-- 取り組む課題 --
1 > マックイーンの妄想の文章で、キスのきっかけになったクリームはどこについていたか。
2 > マックイーンの妄想の文章に照らして、次の(a)〜(c)が合っているかをそれぞれ「はい」か「いいえ」で答え、決め手となる本文の言葉をそのまま引用せよ。(a) マックイーンは一人でスイーツを食べている。(b) 語り手は初めてを車の中で迎えたいと思っている。(c) 語り手はキスくらいならいいと考えている。
3 > マックイーンの妄想の文章を、最後の文のあとから書き進めよ。

━━ 文書の本文 ━━

すると、さっきまでパクパクとスイーツを頬張ってたマックイーンの様子が変わってきた。一人で食べているのではなく、彼女のトレーナーさんとスイーツを食べている。たまにはアーンなんかもしてもらっちゃって…
──「マックイーン、そこクリームついてるぞ」
──「え、どこですの?」
──「ここ」(チュッ
──「もう、今夜は一心同体ですわね」
妄想の中のマックイーンと彼女のトレーナーさんが口元についたクリームをダシにしてキスしてそのまま一心同体になった…
初めては車の中より綺麗なシーツの上で彼に優しくされたいから逆ぴょいはパス。でも、キスくらいなら、ね?

━━━
━━ 提供された記録 ━━

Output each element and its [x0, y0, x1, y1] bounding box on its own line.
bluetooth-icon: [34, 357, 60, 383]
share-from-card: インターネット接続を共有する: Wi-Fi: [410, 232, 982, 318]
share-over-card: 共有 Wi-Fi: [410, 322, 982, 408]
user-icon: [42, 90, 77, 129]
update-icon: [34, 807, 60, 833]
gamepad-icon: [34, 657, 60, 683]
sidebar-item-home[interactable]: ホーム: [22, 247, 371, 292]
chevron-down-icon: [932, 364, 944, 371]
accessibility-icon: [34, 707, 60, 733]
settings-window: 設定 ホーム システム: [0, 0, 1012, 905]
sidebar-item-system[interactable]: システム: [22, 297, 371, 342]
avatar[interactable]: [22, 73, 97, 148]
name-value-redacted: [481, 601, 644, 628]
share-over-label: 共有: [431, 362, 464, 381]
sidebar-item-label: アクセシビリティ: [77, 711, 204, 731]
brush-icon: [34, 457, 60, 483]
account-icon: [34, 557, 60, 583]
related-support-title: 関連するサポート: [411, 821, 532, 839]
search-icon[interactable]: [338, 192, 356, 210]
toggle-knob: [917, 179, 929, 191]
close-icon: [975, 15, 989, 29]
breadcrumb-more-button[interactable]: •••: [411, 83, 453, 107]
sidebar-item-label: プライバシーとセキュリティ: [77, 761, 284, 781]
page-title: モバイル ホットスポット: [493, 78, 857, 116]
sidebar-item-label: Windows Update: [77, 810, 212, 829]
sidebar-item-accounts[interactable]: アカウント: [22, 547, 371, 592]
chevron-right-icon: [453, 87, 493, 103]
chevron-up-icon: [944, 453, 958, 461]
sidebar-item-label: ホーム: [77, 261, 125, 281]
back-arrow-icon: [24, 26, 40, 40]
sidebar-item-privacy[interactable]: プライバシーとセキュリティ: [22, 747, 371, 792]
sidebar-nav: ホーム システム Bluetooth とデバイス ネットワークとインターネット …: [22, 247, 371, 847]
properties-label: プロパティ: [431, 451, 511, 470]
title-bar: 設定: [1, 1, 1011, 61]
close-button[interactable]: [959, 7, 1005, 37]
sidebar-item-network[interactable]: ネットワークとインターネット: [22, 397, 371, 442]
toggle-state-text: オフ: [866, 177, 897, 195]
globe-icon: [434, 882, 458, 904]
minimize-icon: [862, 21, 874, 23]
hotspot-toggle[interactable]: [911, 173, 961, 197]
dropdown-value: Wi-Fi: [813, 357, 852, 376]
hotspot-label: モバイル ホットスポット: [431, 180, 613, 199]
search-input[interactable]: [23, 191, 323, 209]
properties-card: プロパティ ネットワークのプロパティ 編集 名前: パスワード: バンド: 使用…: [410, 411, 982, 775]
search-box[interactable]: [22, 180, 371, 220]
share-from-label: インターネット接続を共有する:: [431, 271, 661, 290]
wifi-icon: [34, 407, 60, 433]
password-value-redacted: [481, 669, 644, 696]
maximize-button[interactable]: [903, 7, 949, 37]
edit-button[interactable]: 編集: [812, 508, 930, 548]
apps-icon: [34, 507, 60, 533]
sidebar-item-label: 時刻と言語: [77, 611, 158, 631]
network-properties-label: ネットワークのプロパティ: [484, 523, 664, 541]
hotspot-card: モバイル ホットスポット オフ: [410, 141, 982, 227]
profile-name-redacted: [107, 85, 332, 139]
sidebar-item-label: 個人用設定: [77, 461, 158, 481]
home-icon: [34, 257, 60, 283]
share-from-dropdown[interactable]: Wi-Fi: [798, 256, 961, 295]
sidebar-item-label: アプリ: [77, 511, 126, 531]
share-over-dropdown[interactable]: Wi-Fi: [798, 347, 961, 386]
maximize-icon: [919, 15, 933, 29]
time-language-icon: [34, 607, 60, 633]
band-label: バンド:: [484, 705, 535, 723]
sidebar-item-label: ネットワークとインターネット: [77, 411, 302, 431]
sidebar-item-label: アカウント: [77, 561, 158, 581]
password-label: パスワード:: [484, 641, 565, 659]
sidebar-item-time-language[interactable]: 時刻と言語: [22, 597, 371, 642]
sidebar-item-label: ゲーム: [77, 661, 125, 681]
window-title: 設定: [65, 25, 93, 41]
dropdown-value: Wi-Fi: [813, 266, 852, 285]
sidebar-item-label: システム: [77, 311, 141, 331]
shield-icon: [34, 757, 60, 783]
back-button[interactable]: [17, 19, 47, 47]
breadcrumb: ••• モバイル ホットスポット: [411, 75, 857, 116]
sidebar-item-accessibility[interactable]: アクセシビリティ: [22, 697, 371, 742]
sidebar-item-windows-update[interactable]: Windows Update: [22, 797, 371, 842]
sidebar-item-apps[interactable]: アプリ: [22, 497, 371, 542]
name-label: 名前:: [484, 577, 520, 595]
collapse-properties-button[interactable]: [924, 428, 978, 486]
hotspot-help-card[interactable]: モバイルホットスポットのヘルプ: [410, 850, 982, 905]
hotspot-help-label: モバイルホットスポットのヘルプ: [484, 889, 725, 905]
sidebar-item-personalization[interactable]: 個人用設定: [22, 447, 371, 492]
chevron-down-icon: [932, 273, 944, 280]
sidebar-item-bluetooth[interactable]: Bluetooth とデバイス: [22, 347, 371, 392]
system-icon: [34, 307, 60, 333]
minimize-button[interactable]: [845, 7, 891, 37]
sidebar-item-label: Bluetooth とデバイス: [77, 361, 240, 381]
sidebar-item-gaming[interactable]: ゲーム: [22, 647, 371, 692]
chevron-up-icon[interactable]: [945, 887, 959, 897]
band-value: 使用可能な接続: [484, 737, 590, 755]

━━━

-- 課題別の解答 --
1 > 口元についていた。

2 >
(a) いいえ。「一人で食べているのではなく、彼女のトレーナーさんとスイーツを食べている」
(b) いいえ。「初めては車の中より綺麗なシーツの上で彼に優しくされたいから逆ぴょいはパス」
(c) はい。「でも、キスくらいなら、ね?」

3 >
グッと身を乗り出し、隣で眠る彼に顔を寄せる。あと少しで…
パチリ
「…?…おはようパーマー」
「…おはよう」
「おかげで随分休めたよ……何か近くない?」
「トレーナーの、バカ」
「何故に!?」
>奥手な殿方も一発差し切り!恋のレースの極意
これ強すぎるからナーフしろ
麗さん!?
真剣にレースに打ち込んだ結果人生を預け合うに足る伴侶が出来てるだけだよ
魔本かよ…
トレーナー側から一目惚れして駆け落ちまで行ったCBパパはレアケースなんだ
>学生と生徒っていう立場である以上
しれっとウマ娘同士でするな
わたくしのイメージがおかしいですわ
意味もなくテンション上げてパクパクしないと思われてるだけマシでは
……
パクパクはともかく減量中にスイパラ行ったのは解ってんだぞテメーッ!
我慢できないのはこの腹か!この腹だな!胸にはいかず脂肪ばっか溜め込みやがって!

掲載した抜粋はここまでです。